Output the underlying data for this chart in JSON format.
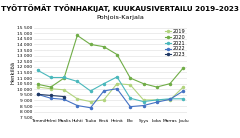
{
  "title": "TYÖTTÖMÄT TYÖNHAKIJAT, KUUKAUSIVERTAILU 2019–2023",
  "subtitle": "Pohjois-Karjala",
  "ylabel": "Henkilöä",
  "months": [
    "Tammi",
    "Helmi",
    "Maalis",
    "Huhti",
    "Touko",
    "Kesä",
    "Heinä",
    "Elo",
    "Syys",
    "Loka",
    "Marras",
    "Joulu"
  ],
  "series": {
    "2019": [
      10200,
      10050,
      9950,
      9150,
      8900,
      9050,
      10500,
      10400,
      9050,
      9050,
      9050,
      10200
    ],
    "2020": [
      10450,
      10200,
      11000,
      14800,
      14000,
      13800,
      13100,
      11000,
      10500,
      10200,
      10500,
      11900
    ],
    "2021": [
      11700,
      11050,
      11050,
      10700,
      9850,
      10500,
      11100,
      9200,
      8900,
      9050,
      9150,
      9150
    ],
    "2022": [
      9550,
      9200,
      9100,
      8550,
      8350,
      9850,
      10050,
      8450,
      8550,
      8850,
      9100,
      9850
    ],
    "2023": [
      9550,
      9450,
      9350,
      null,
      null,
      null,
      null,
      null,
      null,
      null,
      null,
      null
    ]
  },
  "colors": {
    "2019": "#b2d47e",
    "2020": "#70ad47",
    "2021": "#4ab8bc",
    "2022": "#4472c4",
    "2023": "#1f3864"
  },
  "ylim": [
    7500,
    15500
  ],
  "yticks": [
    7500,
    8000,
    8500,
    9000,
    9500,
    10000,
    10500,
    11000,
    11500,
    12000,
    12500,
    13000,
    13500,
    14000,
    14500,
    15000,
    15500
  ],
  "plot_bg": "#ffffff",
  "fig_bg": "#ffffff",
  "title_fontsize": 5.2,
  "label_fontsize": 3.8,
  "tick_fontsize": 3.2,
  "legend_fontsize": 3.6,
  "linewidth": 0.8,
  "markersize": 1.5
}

***

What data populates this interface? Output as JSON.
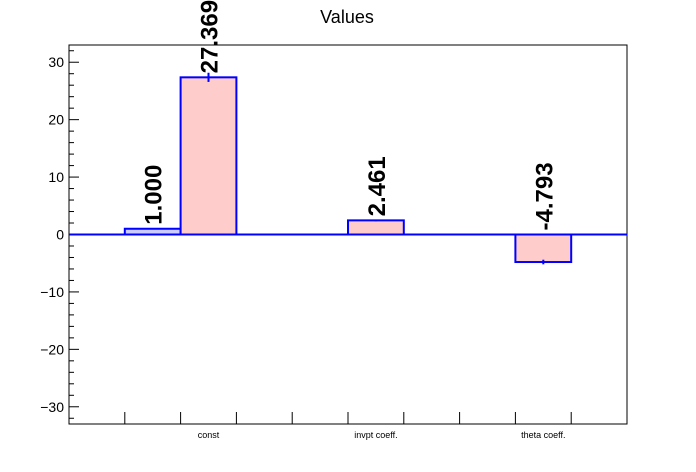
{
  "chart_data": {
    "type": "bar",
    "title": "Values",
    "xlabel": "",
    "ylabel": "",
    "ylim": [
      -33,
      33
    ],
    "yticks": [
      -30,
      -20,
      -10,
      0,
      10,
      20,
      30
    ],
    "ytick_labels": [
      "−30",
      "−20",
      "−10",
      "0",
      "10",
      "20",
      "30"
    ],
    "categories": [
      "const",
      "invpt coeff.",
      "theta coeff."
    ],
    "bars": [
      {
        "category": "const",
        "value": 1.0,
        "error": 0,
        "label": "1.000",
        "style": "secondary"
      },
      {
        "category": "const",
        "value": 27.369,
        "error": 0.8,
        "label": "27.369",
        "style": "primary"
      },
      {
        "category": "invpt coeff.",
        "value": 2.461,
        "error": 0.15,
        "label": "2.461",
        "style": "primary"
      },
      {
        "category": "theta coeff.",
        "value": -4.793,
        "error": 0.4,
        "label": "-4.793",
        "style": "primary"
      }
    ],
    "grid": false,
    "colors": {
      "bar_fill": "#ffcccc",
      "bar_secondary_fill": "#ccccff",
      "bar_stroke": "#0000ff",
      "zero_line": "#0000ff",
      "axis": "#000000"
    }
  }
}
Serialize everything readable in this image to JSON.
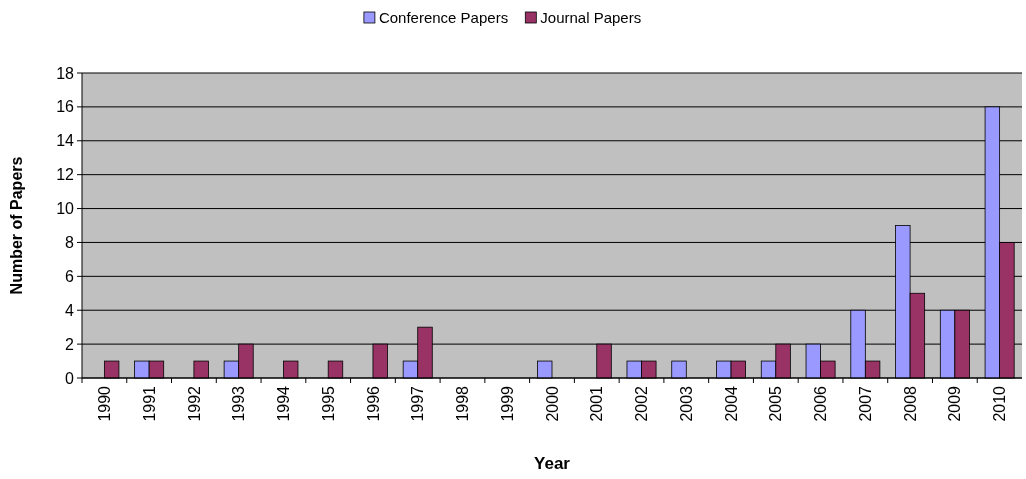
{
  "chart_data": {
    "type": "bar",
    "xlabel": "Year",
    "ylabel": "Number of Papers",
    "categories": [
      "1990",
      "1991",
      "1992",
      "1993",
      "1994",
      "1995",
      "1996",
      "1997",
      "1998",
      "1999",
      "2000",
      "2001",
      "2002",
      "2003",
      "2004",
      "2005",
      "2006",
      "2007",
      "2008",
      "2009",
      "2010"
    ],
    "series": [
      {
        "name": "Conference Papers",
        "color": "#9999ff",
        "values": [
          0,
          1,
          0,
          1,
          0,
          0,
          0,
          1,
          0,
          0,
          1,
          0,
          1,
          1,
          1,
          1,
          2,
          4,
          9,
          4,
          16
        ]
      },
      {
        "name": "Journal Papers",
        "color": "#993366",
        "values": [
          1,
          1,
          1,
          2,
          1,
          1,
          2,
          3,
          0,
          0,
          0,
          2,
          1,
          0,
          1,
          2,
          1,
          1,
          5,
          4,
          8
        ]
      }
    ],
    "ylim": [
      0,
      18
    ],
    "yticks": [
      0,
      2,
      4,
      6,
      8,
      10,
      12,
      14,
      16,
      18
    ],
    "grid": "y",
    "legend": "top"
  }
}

***

**What the task asks**: Provide the number of lines containing the string "category", with no other output.

**Exercise response**: 4